§ **Texte source**:
Autobiographie (suite)

4. L’épopée genevoise
Ce qui devait être une fin en soi, la thèse symbole d’une reconnaissance d’une pratique réussie, fut donc le départ de nouvelles aventures qui progressivement auront pour lieu géométrique : Genève. Un an après la publication de mon livre, je reçus par trois émissaires genevois différents l’information que la Section de Sciences de l’Education de la Cité de Calvin souhaitait mieux me connaître. Une chaire de psychopédagogie des sciences était programmée dans ce lieu prestigieux en éducation où avaient travaillé Claparède, Ferrière, Bovet et Piaget.
C’était pour moi une avance totalement inattendue, tellement surprenante que je refusais une première fois. Elle tombait mal, j’avais réalisé une sorte d’équilibre pertinent entre mon travail dans les classes, l’INRP, l’université , mes rencontres et ma vie privée, je ne souhaitais pas le perturber. Je fus sollicité une deuxième fois ; après moultes hésitations, je décidais cette fois de me rendre à Genève. Je fus convaincu par le dynamisme et le brio du président, Jean Paul Bronckart. Il eut deux arguments décisifs : il me proposa de continuer à travailler avec mon équipe de l’INRP et de me trouver à Genève des classes et des enseignants motivés par mes travaux. Avec le recul, ma décision d’accepter fut bienvenue puisque peu de temps après Louis Legrand était démissionné de l’INRP, et moi avec...

§ **Données fournies**:

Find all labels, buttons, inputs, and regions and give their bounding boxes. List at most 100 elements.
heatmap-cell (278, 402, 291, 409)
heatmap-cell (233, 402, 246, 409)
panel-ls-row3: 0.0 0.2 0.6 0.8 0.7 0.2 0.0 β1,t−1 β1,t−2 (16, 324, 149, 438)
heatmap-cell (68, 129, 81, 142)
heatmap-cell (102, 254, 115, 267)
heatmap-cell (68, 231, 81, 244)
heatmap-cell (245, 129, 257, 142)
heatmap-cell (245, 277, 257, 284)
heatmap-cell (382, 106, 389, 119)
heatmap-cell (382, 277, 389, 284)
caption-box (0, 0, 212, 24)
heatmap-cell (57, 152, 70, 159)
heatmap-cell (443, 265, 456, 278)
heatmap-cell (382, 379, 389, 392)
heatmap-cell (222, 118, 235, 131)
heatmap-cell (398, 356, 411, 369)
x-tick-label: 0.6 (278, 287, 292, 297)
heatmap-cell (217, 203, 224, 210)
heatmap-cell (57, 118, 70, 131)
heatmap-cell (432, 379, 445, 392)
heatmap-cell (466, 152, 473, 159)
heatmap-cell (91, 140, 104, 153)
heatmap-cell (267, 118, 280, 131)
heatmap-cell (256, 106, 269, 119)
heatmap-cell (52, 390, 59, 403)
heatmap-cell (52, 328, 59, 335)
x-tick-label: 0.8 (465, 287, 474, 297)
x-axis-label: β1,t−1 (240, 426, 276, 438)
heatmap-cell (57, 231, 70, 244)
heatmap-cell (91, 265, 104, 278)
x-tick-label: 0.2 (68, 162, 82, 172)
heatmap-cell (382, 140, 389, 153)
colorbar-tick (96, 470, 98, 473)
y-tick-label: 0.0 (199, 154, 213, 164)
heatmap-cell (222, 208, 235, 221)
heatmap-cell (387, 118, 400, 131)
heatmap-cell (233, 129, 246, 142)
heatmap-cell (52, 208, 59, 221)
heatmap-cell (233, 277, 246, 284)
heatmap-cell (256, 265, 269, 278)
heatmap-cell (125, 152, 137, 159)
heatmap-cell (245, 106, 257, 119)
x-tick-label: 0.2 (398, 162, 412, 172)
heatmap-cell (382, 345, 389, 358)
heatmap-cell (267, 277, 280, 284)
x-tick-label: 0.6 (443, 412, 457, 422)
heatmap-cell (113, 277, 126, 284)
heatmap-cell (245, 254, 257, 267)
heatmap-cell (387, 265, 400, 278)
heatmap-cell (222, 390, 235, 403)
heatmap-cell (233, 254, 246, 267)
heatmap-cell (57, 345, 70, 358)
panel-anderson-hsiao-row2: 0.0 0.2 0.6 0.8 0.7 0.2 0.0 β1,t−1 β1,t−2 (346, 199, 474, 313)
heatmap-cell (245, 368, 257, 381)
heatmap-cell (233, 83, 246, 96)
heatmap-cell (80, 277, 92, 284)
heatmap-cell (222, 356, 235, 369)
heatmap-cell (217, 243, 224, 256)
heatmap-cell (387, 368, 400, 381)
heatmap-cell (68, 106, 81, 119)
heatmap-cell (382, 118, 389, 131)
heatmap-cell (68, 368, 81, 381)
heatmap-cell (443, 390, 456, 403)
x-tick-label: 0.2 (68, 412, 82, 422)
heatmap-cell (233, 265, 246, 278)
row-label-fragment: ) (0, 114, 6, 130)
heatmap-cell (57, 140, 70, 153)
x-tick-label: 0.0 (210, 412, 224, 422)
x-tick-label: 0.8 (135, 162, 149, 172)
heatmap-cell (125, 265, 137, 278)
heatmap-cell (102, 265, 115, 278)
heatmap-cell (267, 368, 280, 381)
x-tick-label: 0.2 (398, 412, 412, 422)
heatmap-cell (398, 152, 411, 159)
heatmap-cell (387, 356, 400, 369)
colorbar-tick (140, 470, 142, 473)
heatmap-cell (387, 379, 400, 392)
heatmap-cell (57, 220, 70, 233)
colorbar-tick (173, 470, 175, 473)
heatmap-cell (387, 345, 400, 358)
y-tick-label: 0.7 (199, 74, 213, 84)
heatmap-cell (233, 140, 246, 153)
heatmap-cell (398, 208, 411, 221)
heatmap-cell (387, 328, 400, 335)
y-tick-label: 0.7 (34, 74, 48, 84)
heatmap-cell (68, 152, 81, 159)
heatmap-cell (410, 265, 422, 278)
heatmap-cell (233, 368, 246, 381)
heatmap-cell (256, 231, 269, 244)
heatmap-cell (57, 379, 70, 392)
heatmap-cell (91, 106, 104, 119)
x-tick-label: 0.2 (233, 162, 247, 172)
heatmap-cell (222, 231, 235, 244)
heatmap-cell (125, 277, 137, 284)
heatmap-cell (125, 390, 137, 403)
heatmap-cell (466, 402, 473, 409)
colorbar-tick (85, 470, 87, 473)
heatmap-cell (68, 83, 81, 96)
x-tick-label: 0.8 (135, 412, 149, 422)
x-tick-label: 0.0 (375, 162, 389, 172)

§ **Consignes**:
A. Relevez dans l'autobiographie les noms des personnes citées comme ayant travaillé dans le « lieu prestigieux en éducation ».
B. Poursuivez l'autobiographie à la suite de la phrase qui s'achève sur « et moi avec... ».
Les lignes n'ont aucun rôle à jouer dans ce travail.

§ **Réponses rédigées**:
A. Claparède, Ferrière, Bovet et Piaget.

B.
J’arrivai à Genève pour signer mon contrat le jour de la mort de Piaget. Avec le concours de deux assistants et surtout d’enseignants, je montais aussitôt une nouvelle équipe qui reçut le soutien de la Faculté des Sciences (Professeurs Goy et Greppin). Elle prendra le nom de Laboratoire de Didactique et Epistémologie des Sciences (LDES) en décembre 1980.


Logo du Laboratoire


Depuis, cette équipe s’est démultipliée en prennant appui sur des compétences diverses et sur un réseau de partenaires ; elle s’est fait ainsi connaître tour à tour pour ses recherches, ses formations, ses médiations sur nombre de domaines aujourd’hui regroupés sous le vocable l’éducation, la culture et la communication dans les sciences, les techniques, l’environnement et la santé que nous avons fait reconnaître.
Nos travaux ont pour point commun les mécanismes d’élaboration du savoir ; mais ils ne se limitent plus à l’école obligatoire. Nous travaillons aussi bien sur l’enseignement universitaire que sur le rôle des musées, des médias ou encore des associations culturelles dans l’appropriation des savoirs, et notamment sur les synergies entre ces différentes démarches.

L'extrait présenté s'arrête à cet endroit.